DATA EXCERPTS >>
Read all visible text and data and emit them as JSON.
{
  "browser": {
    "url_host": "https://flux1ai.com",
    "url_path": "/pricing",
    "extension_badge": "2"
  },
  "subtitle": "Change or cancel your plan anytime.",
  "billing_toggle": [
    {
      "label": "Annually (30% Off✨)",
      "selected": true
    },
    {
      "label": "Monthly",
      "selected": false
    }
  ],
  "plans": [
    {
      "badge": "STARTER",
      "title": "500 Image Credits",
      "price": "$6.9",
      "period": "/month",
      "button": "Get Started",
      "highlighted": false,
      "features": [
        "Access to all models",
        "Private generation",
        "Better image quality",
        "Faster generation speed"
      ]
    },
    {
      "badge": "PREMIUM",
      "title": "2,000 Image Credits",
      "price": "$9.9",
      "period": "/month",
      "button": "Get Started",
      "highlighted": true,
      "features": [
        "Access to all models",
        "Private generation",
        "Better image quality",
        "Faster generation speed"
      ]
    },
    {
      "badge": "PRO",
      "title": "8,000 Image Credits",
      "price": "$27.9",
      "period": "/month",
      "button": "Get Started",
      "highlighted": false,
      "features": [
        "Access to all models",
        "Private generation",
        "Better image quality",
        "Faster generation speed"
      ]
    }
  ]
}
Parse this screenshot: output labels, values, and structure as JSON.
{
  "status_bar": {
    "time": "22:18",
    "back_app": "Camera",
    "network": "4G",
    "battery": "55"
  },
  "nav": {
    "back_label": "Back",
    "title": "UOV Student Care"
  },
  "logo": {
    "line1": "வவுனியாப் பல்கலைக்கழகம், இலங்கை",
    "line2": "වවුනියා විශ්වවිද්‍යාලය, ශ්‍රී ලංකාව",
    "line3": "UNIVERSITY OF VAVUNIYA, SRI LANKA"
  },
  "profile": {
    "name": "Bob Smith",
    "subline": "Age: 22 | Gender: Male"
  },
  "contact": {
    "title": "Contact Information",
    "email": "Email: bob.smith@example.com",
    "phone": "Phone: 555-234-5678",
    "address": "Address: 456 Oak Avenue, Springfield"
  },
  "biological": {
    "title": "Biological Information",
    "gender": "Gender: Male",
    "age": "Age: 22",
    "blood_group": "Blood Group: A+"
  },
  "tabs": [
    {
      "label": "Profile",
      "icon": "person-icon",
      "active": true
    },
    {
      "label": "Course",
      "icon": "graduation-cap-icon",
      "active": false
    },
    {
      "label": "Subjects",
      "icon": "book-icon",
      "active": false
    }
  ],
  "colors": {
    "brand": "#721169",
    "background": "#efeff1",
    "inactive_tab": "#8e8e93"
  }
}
...
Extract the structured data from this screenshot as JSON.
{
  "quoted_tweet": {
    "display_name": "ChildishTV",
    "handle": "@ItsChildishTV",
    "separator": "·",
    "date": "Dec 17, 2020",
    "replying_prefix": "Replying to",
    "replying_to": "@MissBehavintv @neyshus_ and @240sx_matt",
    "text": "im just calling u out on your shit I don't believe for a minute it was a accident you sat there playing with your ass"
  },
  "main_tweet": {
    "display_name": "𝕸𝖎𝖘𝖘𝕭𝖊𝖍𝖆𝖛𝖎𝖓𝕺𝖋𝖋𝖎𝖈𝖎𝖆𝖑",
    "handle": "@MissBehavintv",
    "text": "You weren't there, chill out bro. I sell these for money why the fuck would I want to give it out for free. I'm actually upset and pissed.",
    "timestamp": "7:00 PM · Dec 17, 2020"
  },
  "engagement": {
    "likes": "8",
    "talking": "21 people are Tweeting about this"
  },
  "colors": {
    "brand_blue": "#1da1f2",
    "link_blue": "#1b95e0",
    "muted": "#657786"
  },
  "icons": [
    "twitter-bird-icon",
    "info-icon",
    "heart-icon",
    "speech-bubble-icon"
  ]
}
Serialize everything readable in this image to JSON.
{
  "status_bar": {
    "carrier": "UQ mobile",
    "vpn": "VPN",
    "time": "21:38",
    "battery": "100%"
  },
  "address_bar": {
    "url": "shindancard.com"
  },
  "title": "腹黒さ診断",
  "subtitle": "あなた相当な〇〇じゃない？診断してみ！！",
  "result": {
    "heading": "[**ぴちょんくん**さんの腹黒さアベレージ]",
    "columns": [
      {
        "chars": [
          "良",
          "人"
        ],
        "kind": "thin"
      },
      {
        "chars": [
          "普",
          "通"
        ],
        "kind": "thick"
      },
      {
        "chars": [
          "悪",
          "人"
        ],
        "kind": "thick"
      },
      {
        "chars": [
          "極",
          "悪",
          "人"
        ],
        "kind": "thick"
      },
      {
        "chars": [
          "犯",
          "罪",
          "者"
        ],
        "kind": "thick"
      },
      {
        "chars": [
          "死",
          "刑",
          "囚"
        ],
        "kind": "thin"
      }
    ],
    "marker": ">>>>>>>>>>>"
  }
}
---
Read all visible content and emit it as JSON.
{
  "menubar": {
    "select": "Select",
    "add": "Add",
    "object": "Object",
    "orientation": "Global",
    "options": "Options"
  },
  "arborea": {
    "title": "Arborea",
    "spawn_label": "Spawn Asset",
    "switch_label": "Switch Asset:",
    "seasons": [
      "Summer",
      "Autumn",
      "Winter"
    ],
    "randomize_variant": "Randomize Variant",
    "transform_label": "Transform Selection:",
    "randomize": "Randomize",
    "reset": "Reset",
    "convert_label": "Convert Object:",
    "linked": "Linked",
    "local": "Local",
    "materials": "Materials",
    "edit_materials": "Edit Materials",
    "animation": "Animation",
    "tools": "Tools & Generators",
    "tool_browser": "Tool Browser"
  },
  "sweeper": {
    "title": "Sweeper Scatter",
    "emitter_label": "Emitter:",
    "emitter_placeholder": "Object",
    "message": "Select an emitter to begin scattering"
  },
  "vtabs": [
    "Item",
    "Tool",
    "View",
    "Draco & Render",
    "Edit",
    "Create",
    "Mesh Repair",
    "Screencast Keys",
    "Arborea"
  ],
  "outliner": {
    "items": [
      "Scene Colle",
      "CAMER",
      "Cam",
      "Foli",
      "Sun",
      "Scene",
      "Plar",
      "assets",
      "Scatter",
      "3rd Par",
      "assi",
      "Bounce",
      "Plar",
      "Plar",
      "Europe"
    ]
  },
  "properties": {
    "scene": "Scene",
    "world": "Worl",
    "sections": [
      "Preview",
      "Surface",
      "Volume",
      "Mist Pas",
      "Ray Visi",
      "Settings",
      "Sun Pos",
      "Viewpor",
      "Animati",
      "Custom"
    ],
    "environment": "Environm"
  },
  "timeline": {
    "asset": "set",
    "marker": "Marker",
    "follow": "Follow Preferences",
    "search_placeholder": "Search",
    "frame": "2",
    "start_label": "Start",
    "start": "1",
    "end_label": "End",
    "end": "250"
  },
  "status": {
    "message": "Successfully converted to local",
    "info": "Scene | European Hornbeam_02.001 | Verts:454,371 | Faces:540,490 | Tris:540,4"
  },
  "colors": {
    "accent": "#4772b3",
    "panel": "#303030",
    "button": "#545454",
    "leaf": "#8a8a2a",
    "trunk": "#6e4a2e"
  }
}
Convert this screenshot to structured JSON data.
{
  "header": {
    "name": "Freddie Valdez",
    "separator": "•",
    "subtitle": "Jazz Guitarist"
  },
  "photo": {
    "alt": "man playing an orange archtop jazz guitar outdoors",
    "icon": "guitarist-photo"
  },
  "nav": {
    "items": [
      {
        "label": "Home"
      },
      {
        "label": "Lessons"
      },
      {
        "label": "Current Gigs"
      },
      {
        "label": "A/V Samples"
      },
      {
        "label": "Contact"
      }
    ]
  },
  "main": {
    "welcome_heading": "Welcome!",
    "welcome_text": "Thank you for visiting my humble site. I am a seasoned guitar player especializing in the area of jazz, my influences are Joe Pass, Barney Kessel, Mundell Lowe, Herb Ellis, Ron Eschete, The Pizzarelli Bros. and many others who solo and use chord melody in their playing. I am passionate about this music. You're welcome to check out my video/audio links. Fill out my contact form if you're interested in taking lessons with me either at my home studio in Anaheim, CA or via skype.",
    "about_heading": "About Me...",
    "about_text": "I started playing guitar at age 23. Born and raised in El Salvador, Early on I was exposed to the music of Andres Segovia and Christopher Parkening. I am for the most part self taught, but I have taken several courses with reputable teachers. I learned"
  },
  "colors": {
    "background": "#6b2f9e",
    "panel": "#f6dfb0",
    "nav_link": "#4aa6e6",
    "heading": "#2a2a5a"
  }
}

PROBLEM REQUIREMENTS >>
Filter the records down to the lines that contain the string "handle", and copy those lines.

RESULT >>
    "handle": "@ItsChildishTV",
    "handle": "@MissBehavintv",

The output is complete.